- WORK TO COMPLETE: Copy every line with the string "folder" in it.

- MATERIAL FOR THIS TASK:

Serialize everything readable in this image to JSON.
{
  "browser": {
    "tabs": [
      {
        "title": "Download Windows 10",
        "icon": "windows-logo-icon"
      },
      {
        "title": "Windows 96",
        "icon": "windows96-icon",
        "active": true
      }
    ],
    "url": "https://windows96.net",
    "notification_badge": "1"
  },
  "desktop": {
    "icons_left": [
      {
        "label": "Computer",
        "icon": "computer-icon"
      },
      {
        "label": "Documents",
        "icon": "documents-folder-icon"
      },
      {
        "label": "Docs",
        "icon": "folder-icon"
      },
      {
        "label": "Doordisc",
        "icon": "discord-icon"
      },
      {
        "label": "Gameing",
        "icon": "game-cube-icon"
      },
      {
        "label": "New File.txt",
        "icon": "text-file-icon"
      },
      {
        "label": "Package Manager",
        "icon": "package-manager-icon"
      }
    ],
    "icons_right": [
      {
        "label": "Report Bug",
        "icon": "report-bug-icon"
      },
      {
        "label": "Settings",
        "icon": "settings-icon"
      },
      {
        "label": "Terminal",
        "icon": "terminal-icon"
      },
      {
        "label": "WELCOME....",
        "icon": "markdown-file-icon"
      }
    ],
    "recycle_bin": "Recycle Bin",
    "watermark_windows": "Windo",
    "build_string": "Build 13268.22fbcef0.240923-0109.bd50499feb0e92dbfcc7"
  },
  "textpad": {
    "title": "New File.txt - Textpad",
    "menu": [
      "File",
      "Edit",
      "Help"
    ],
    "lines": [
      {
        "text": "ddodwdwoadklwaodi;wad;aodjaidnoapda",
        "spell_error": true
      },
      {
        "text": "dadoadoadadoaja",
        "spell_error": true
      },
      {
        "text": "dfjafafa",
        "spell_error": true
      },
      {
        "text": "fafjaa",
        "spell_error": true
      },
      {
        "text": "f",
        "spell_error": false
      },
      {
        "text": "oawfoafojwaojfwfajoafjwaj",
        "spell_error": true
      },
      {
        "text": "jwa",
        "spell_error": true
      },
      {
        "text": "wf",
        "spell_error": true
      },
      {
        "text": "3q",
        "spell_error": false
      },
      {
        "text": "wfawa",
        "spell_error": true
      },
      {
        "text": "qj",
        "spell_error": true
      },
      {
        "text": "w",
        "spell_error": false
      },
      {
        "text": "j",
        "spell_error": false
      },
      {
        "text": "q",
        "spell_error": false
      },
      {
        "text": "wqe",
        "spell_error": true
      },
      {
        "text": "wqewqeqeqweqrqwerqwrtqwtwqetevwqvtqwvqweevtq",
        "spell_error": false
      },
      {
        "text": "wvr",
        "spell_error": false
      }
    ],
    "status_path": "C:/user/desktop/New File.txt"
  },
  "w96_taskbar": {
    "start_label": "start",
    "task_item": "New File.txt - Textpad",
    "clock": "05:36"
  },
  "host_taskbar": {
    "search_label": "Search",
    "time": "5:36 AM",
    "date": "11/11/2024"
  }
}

- PROBLEM SOLUTION:
        "icon": "documents-folder-icon"
        "icon": "folder-icon"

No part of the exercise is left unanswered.